[Begin Raw data]
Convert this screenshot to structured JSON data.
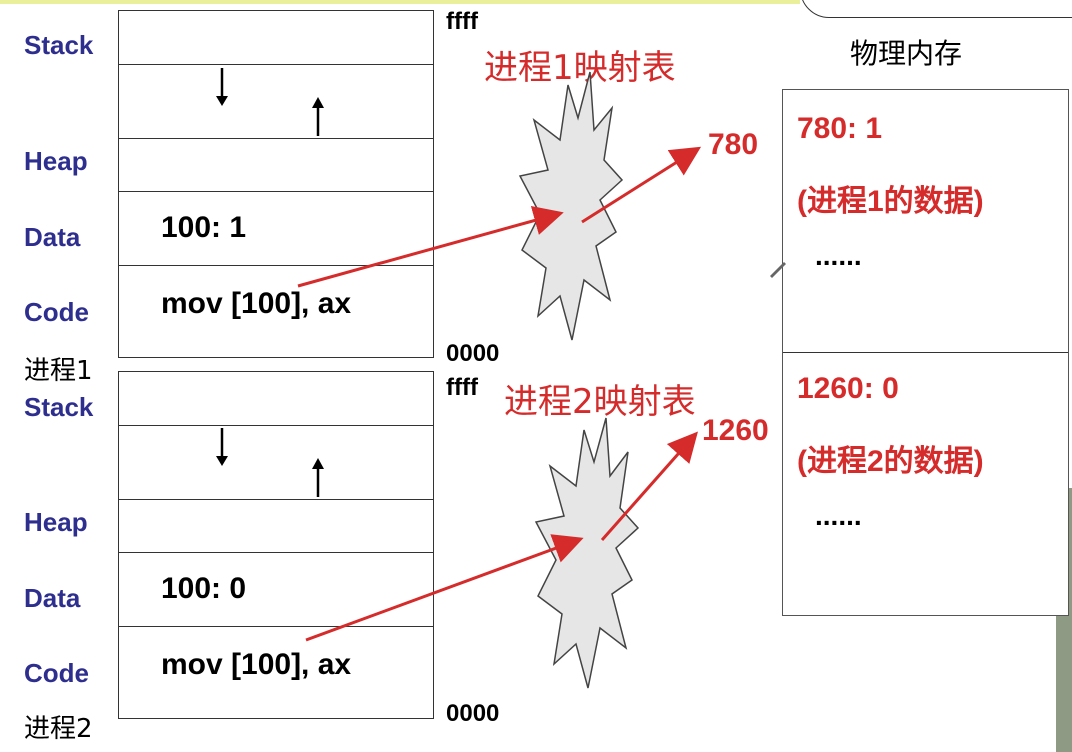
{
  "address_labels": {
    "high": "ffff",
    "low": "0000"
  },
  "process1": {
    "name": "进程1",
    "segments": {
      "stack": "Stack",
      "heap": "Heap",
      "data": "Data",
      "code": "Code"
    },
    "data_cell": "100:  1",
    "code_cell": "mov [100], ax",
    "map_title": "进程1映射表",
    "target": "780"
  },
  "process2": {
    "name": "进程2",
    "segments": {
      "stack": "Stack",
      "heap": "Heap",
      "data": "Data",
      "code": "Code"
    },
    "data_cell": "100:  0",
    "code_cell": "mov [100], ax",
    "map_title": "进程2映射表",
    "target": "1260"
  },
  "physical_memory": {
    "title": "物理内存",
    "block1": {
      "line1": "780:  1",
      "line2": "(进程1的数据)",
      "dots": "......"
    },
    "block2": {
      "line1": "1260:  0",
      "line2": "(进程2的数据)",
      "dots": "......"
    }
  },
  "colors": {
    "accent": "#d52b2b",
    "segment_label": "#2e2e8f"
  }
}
[End Raw data]
_Work to complete_
Quote the records in their entirety, keeping the wording exact and excluding pictures.

_Completed task_
Convert this screenshot to structured JSON data.
{
  "address_labels": {
    "high": "ffff",
    "low": "0000"
  },
  "process1": {
    "name": "进程1",
    "segments": {
      "stack": "Stack",
      "heap": "Heap",
      "data": "Data",
      "code": "Code"
    },
    "data_cell": "100:  1",
    "code_cell": "mov [100], ax",
    "map_title": "进程1映射表",
    "target": "780"
  },
  "process2": {
    "name": "进程2",
    "segments": {
      "stack": "Stack",
      "heap": "Heap",
      "data": "Data",
      "code": "Code"
    },
    "data_cell": "100:  0",
    "code_cell": "mov [100], ax",
    "map_title": "进程2映射表",
    "target": "1260"
  },
  "physical_memory": {
    "title": "物理内存",
    "block1": {
      "line1": "780:  1",
      "line2": "(进程1的数据)",
      "dots": "......"
    },
    "block2": {
      "line1": "1260:  0",
      "line2": "(进程2的数据)",
      "dots": "......"
    }
  },
  "colors": {
    "accent": "#d52b2b",
    "segment_label": "#2e2e8f"
  }
}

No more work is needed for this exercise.